What the task requires: Go through the listing beneath this task and return every line that carries the string "text".

=-=-=

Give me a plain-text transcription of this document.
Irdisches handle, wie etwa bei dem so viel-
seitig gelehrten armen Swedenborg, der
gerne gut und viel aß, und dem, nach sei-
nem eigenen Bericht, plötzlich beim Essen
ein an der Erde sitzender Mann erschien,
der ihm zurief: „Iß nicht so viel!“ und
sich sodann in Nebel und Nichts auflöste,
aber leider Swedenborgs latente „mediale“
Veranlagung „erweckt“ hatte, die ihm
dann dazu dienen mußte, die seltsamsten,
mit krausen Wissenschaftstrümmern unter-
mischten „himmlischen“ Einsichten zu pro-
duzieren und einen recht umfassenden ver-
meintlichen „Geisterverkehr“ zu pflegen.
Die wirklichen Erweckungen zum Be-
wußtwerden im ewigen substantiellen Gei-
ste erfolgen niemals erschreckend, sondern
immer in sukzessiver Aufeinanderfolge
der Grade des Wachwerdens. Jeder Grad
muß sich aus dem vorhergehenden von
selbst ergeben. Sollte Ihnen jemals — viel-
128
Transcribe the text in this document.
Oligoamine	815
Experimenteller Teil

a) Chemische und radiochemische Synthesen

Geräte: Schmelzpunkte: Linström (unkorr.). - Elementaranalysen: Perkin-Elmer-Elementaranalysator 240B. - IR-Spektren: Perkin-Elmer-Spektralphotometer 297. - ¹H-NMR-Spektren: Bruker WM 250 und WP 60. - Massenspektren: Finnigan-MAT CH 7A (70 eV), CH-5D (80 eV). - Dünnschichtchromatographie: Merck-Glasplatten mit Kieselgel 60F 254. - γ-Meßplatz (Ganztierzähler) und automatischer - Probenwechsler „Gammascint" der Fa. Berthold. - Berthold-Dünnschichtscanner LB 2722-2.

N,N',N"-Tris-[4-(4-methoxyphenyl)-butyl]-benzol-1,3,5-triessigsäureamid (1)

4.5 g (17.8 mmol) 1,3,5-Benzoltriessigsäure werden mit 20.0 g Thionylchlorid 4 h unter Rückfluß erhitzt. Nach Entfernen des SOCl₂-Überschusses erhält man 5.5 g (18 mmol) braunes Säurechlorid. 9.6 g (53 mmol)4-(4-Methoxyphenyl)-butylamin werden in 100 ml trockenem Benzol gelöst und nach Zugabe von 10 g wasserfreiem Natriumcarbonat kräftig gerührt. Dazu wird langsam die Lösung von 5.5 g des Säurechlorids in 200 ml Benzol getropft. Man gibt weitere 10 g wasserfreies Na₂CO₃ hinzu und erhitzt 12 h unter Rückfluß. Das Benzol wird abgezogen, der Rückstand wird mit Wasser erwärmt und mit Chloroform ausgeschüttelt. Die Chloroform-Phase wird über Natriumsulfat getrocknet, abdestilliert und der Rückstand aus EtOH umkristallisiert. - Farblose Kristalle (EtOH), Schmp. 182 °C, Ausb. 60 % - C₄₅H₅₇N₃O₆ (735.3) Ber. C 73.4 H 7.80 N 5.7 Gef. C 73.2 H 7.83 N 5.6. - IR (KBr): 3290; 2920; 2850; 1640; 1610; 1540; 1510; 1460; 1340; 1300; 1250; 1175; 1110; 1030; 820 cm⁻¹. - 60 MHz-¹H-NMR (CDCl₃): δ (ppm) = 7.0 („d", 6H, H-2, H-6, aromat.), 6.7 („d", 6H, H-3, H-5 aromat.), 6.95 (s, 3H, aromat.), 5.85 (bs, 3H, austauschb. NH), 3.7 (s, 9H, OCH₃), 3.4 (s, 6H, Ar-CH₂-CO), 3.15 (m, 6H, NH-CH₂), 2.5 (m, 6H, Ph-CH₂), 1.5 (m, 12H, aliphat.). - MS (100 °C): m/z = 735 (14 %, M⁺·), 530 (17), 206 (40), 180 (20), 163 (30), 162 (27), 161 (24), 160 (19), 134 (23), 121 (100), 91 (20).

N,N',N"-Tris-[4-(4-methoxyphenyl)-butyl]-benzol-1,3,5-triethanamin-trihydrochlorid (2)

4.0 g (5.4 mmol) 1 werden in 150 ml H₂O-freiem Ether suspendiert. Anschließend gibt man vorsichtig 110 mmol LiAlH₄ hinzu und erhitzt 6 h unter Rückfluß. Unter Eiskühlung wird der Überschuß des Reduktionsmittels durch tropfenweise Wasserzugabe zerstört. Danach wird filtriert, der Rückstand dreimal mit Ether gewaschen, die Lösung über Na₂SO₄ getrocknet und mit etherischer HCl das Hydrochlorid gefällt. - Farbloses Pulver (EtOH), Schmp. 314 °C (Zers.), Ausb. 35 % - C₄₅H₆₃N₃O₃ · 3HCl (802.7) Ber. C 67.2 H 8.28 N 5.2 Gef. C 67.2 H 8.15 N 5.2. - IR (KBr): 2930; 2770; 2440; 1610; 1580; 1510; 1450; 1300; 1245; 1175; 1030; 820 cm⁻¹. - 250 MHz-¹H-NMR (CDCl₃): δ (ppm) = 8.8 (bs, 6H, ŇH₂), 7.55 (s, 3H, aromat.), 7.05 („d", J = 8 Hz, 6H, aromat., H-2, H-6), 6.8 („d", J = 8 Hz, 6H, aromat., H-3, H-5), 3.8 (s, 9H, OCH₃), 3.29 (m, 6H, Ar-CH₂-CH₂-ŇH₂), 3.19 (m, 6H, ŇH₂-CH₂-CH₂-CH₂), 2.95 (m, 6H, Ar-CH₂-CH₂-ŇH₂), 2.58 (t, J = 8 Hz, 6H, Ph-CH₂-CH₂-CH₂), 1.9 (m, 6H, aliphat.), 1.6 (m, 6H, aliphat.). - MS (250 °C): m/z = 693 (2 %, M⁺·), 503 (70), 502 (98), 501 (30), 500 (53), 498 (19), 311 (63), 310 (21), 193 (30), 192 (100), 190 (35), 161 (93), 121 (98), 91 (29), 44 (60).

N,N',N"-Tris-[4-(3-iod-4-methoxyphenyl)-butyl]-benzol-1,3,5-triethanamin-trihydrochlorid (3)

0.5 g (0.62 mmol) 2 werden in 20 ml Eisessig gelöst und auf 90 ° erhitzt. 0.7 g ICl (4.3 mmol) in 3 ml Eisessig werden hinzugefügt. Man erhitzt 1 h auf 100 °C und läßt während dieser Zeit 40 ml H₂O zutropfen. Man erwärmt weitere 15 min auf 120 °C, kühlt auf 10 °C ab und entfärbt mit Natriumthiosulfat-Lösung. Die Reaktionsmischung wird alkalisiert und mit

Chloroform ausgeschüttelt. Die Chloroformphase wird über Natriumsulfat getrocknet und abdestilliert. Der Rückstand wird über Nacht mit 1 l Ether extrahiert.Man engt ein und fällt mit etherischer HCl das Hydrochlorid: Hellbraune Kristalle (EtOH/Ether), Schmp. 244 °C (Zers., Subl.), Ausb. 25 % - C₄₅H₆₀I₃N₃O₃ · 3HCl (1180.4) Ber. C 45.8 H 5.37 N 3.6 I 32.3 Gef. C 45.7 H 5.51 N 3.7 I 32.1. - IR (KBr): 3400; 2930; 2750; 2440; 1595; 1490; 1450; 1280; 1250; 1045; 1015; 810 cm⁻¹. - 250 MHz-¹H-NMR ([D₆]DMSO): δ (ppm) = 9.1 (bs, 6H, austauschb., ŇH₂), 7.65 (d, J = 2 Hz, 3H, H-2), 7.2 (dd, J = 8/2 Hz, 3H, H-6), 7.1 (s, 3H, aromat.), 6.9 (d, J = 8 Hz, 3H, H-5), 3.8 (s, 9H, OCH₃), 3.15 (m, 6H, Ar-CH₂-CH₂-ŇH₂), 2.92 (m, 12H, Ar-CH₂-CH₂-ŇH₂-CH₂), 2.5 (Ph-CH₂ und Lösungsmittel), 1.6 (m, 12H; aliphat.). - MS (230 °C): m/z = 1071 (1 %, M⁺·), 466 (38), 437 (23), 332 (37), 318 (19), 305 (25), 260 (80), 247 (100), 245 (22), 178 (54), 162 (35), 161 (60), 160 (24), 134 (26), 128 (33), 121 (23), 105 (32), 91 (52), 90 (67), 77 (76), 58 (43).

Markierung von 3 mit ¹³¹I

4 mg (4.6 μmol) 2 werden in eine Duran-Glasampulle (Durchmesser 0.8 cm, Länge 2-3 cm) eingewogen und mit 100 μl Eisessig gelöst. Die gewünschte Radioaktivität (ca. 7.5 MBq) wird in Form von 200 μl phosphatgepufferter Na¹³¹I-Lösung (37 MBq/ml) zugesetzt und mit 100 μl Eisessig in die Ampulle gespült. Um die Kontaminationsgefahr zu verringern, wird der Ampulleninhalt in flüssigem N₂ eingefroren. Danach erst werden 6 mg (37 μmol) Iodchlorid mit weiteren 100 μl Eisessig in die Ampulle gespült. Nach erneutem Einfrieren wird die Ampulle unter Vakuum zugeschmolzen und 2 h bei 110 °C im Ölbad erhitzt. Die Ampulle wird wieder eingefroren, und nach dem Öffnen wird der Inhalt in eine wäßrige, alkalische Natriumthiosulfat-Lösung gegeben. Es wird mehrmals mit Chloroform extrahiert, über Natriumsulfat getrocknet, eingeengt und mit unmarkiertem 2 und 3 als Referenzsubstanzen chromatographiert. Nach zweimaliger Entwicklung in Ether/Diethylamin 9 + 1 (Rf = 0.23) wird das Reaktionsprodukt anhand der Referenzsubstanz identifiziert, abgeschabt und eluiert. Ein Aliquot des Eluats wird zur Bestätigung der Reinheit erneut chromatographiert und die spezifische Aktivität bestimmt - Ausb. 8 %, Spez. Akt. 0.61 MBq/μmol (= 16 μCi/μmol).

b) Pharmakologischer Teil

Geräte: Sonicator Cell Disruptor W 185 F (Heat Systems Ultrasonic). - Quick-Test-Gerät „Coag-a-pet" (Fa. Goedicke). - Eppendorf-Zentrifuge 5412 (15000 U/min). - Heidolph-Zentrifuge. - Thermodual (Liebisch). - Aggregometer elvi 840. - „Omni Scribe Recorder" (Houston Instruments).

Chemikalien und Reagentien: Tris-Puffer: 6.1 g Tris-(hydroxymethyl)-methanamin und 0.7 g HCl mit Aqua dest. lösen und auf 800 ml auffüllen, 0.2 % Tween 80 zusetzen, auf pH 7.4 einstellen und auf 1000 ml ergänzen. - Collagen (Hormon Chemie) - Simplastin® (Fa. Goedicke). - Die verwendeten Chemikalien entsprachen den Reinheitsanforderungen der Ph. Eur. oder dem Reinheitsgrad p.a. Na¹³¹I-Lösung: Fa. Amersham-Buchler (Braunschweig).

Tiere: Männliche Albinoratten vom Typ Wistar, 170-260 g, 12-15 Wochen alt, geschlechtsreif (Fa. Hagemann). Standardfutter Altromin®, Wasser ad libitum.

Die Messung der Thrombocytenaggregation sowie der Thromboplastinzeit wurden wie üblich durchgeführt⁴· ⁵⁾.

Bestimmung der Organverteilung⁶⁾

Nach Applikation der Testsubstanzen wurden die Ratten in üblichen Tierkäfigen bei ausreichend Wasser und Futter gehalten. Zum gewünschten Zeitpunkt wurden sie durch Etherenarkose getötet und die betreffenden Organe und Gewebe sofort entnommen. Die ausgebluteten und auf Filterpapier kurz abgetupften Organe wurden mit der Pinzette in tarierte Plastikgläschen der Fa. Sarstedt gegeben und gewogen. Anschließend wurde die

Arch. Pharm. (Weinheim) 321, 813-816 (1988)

=-=-=

Exercise answer:
Give me a plain-text transcription of this document.
Transcribe the text in this document.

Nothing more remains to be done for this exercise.